◆ **WRITTEN REQUEST**: Copy the lines of the material from the line containing "Bar <box>194 163 248 172</box>" through the line containing "Bar <box>117 204 180 210</box>", including both of those lines, and reproduce them unchanged.

◆ **DATA**:
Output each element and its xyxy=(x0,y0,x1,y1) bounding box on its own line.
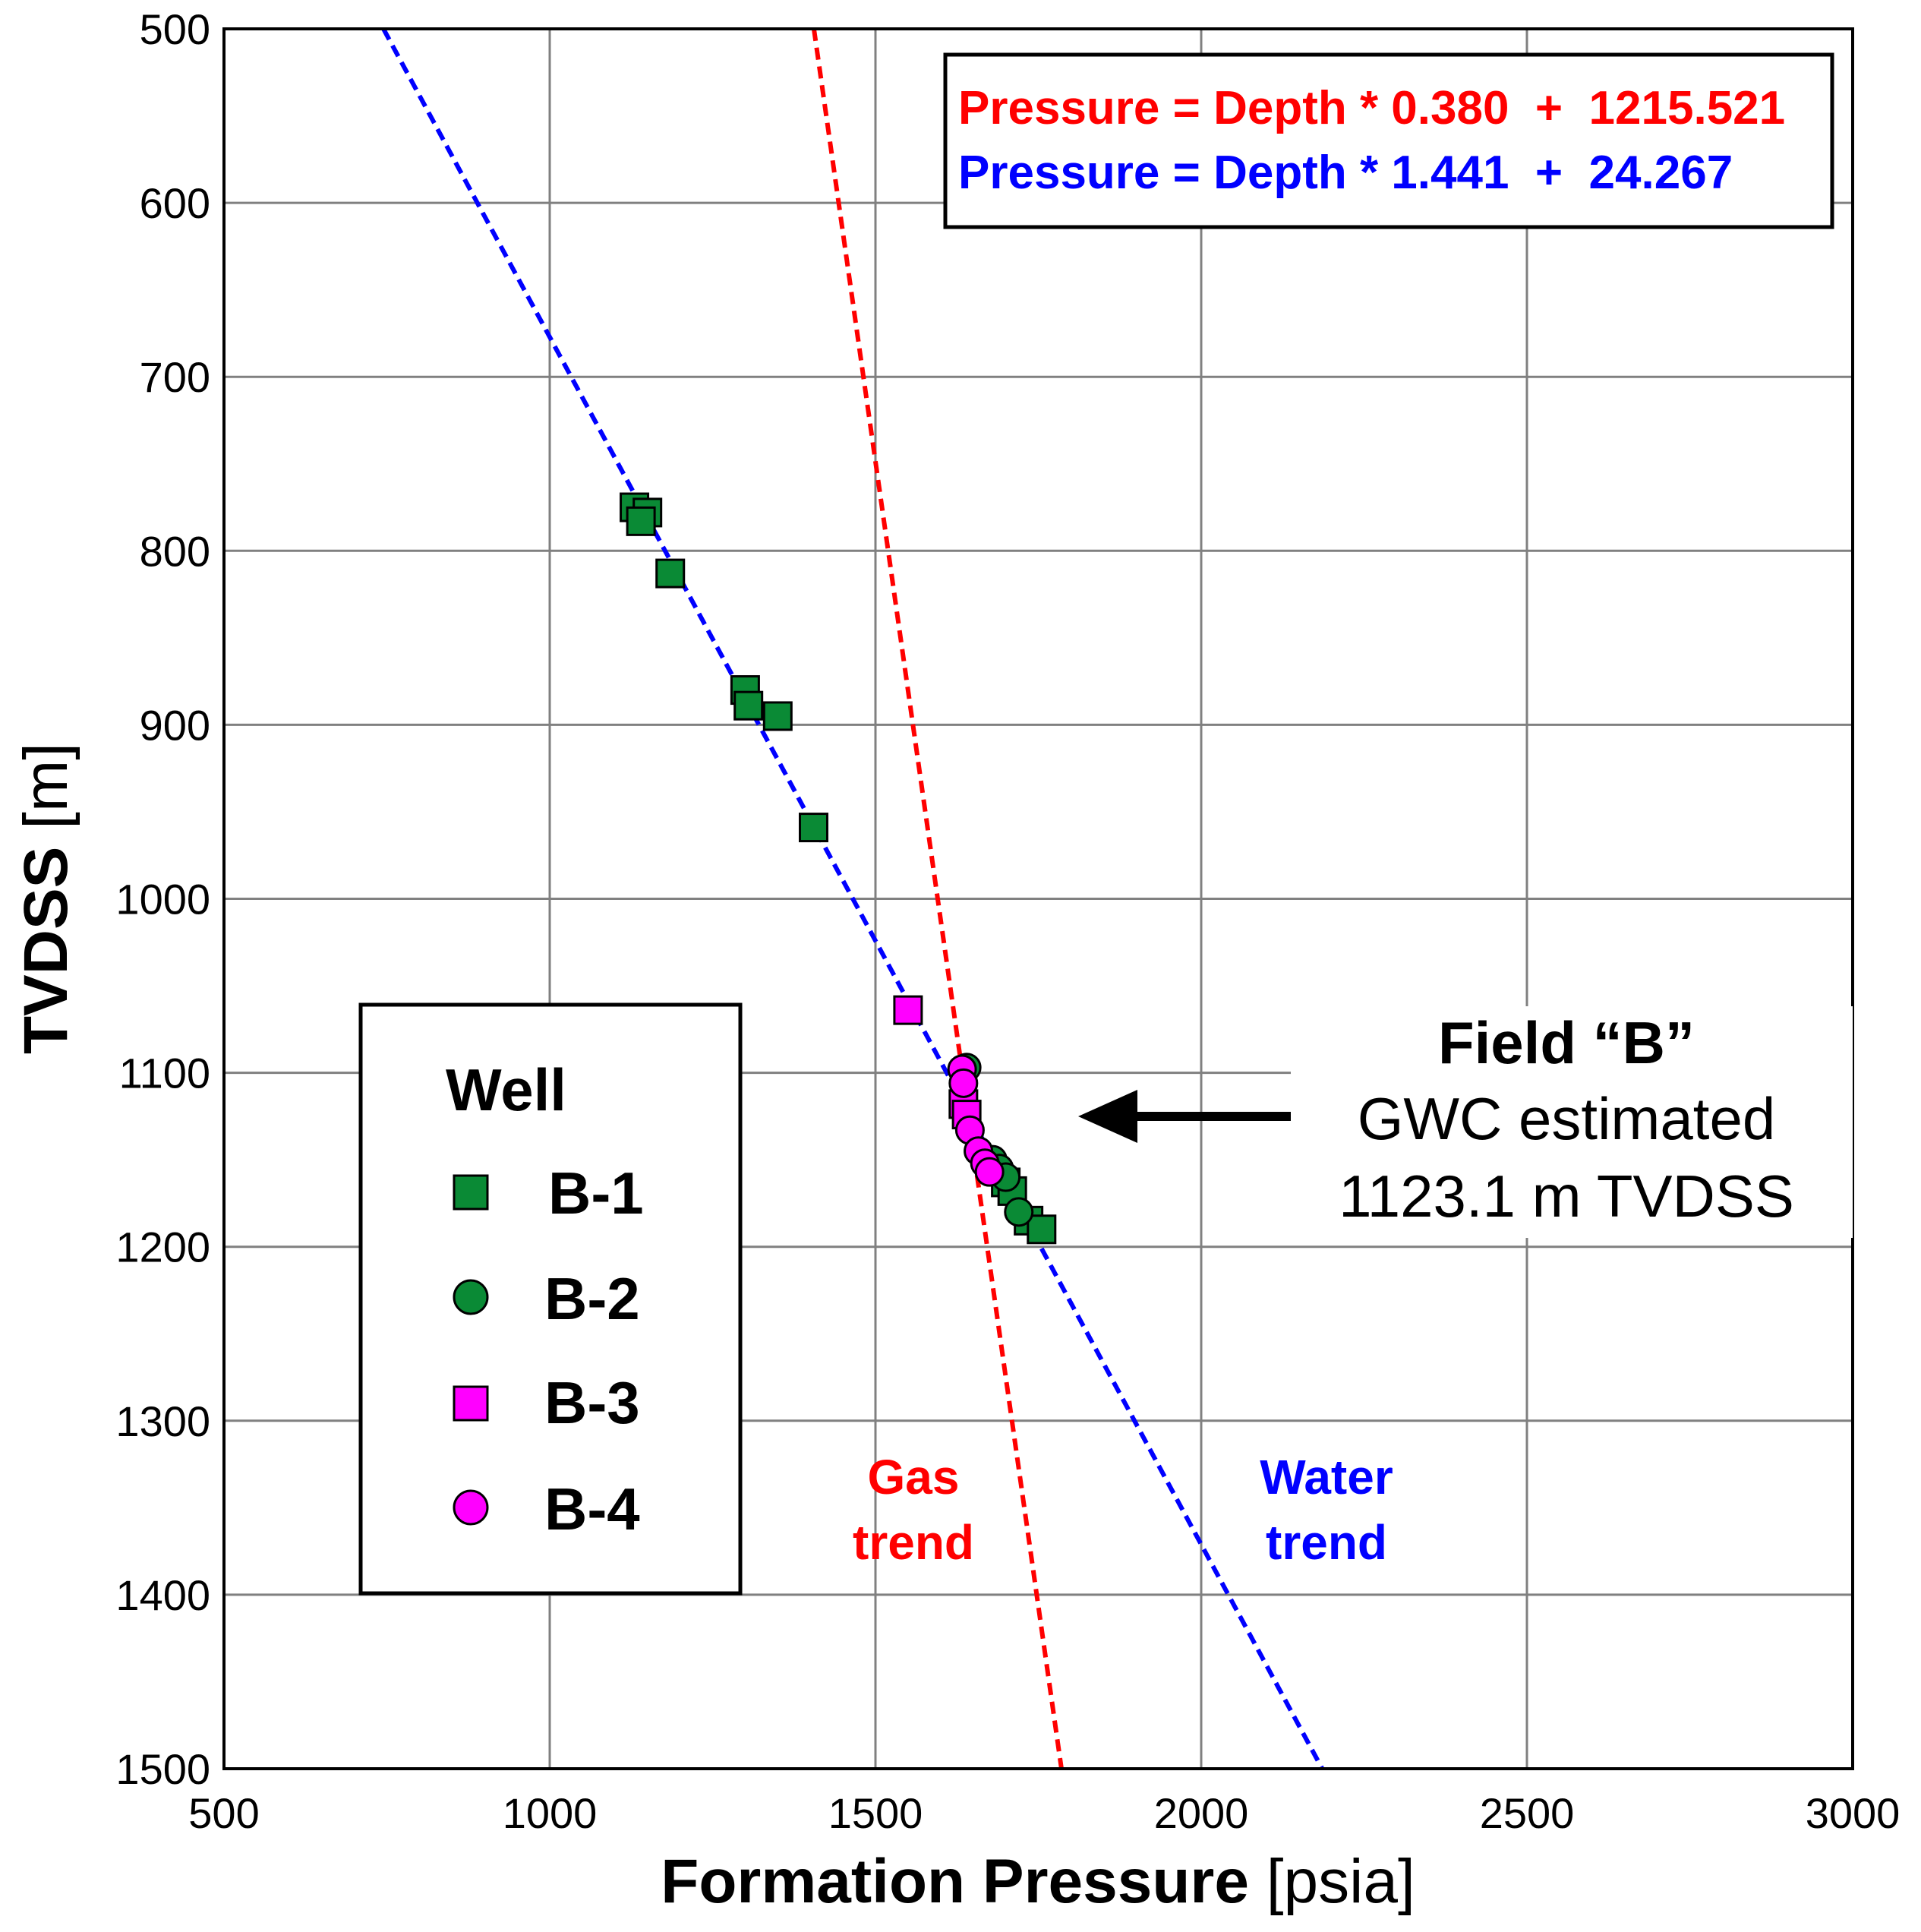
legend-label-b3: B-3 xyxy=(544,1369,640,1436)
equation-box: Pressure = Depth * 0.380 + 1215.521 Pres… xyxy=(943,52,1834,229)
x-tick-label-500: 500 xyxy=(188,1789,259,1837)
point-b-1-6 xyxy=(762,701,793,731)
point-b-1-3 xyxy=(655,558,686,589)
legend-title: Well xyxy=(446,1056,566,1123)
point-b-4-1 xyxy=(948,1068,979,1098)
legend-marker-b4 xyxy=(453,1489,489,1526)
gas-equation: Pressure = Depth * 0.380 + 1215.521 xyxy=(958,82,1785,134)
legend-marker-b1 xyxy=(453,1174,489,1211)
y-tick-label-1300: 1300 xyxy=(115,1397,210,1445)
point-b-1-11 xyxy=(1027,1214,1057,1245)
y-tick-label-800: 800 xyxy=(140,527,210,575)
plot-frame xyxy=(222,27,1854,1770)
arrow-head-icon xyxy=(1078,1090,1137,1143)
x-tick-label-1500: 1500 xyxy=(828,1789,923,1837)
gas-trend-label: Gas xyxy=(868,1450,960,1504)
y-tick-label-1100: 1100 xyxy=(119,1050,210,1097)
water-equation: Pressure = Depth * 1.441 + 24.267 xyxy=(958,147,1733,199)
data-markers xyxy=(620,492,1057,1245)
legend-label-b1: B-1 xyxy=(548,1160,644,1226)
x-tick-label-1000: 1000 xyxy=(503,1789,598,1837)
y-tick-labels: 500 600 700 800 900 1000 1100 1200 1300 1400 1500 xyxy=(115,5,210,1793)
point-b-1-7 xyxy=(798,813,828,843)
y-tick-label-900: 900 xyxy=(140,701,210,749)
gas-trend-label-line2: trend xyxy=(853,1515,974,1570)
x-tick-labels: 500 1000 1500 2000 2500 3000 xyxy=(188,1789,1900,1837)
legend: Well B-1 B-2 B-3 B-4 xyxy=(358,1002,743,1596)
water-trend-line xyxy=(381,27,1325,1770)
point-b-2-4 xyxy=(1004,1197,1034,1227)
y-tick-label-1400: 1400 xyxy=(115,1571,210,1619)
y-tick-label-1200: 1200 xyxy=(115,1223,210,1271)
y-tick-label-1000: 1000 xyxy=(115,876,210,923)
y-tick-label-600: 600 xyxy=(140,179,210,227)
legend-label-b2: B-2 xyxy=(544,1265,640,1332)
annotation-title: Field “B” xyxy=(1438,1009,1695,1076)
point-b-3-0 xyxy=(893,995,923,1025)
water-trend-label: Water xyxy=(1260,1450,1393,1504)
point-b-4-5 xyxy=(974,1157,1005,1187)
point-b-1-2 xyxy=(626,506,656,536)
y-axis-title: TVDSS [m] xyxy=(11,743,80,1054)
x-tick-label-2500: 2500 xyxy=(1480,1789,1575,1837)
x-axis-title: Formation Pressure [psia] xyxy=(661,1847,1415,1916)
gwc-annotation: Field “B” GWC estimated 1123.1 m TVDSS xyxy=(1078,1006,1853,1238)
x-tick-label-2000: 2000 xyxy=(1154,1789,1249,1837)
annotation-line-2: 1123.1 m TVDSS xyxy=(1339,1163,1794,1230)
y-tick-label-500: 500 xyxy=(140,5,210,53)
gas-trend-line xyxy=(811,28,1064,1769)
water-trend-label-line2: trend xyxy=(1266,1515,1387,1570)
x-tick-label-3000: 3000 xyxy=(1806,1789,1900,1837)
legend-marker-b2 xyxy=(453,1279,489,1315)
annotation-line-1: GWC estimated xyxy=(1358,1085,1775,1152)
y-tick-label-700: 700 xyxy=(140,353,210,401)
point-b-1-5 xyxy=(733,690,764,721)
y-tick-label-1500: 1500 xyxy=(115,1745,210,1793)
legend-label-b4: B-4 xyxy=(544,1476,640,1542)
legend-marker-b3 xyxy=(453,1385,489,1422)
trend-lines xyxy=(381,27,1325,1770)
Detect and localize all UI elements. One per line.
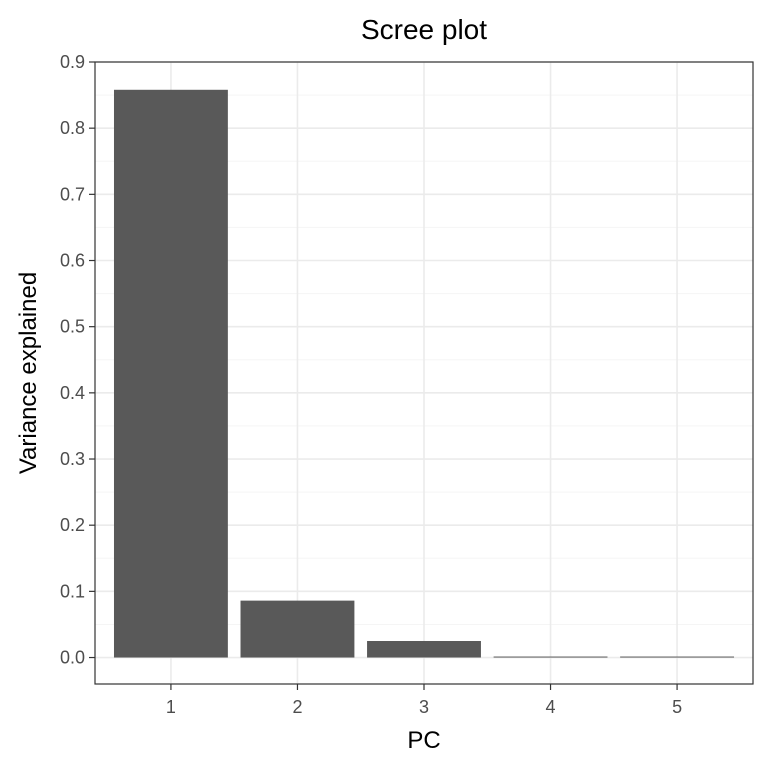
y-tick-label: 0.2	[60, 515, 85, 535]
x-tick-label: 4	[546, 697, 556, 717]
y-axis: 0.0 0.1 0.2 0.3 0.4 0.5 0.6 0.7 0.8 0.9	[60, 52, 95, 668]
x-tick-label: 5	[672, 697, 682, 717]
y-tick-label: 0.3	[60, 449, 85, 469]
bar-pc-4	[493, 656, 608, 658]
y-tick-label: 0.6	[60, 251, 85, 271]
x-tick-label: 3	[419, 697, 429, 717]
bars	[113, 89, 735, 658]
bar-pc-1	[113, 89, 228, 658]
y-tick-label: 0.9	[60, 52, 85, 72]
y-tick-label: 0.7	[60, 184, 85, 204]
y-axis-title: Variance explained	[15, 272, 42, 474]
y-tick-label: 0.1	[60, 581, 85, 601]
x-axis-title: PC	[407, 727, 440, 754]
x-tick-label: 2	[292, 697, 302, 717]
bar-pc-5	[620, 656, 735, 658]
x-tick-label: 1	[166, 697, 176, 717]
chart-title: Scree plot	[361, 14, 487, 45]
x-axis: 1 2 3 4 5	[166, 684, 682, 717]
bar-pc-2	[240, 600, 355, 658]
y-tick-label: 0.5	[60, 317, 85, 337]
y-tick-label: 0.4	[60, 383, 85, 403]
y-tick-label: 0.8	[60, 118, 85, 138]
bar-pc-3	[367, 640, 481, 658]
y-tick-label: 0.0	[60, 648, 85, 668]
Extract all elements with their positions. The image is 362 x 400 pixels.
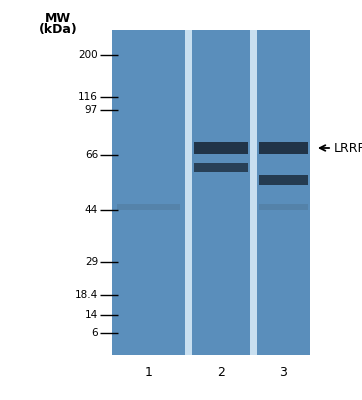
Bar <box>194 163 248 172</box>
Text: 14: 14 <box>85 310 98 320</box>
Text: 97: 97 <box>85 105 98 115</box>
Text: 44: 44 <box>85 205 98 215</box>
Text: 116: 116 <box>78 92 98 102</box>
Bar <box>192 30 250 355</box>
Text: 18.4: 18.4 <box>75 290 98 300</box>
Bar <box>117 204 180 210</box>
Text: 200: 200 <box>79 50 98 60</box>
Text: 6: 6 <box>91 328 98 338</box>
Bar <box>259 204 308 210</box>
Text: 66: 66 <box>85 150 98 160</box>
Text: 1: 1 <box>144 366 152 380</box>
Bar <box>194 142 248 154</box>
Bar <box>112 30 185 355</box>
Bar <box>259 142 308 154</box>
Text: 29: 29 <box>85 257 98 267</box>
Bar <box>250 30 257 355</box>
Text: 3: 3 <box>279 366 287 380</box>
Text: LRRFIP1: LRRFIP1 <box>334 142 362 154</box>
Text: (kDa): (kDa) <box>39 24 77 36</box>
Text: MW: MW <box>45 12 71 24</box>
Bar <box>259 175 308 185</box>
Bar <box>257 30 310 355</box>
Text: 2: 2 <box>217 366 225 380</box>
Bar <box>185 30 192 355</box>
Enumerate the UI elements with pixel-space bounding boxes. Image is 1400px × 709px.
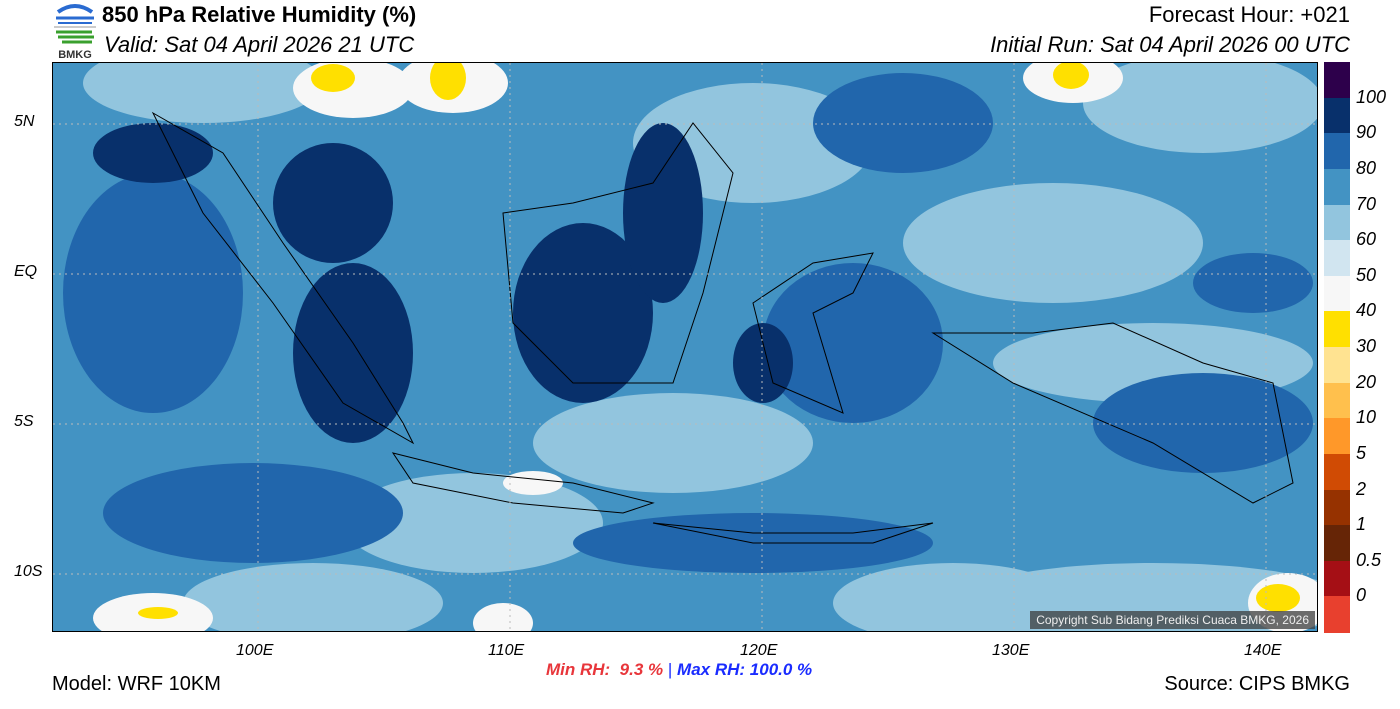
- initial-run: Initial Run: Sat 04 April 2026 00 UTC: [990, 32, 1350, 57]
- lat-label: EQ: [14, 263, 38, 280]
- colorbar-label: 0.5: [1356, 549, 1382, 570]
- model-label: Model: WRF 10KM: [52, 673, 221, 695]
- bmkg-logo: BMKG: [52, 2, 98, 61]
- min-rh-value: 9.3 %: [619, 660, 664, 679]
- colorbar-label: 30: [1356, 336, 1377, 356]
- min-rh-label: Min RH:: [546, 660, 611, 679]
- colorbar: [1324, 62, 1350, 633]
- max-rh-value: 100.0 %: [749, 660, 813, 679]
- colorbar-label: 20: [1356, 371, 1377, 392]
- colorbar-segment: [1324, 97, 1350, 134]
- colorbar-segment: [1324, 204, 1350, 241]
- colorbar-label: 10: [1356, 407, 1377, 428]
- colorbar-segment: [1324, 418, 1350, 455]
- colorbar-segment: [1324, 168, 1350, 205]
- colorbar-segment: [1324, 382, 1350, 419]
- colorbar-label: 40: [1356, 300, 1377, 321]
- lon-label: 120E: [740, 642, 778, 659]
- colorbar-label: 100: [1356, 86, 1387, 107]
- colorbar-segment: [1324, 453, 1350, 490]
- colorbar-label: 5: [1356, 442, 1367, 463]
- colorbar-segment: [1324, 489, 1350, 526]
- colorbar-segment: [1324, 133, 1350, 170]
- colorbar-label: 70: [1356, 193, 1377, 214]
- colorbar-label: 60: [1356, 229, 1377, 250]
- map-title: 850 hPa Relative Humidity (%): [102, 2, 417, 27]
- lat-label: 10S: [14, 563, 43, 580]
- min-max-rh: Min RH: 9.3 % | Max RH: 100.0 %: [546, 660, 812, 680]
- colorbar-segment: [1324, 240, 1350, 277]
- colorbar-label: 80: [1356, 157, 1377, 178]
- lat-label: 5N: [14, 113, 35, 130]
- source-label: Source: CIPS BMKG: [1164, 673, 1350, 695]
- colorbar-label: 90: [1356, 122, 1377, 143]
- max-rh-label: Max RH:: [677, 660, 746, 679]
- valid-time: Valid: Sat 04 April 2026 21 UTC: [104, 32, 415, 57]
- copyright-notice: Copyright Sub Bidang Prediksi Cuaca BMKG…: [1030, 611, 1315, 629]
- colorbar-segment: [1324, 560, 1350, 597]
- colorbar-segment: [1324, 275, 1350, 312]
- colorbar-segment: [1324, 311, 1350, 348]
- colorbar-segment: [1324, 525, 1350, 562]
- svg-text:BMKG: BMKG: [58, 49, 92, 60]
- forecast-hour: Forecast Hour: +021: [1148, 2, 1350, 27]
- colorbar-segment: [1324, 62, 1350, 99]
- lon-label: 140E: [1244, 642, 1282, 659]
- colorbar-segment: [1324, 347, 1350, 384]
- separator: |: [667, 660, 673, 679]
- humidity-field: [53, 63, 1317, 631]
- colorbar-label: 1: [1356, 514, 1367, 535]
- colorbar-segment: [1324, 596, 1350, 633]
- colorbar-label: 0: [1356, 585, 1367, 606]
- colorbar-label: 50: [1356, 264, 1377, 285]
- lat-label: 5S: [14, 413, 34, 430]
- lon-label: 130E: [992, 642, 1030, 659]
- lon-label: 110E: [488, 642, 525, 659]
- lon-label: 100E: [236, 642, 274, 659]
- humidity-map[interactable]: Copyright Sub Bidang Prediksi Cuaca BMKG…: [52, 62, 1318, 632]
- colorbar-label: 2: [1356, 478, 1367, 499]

◆ **IN RESPONSE**:
Bar <box>194 163 248 172</box>
Text: 14: 14 <box>85 310 98 320</box>
Text: 97: 97 <box>85 105 98 115</box>
Text: 44: 44 <box>85 205 98 215</box>
Text: 116: 116 <box>78 92 98 102</box>
Bar <box>192 30 250 355</box>
Text: 18.4: 18.4 <box>75 290 98 300</box>
Bar <box>117 204 180 210</box>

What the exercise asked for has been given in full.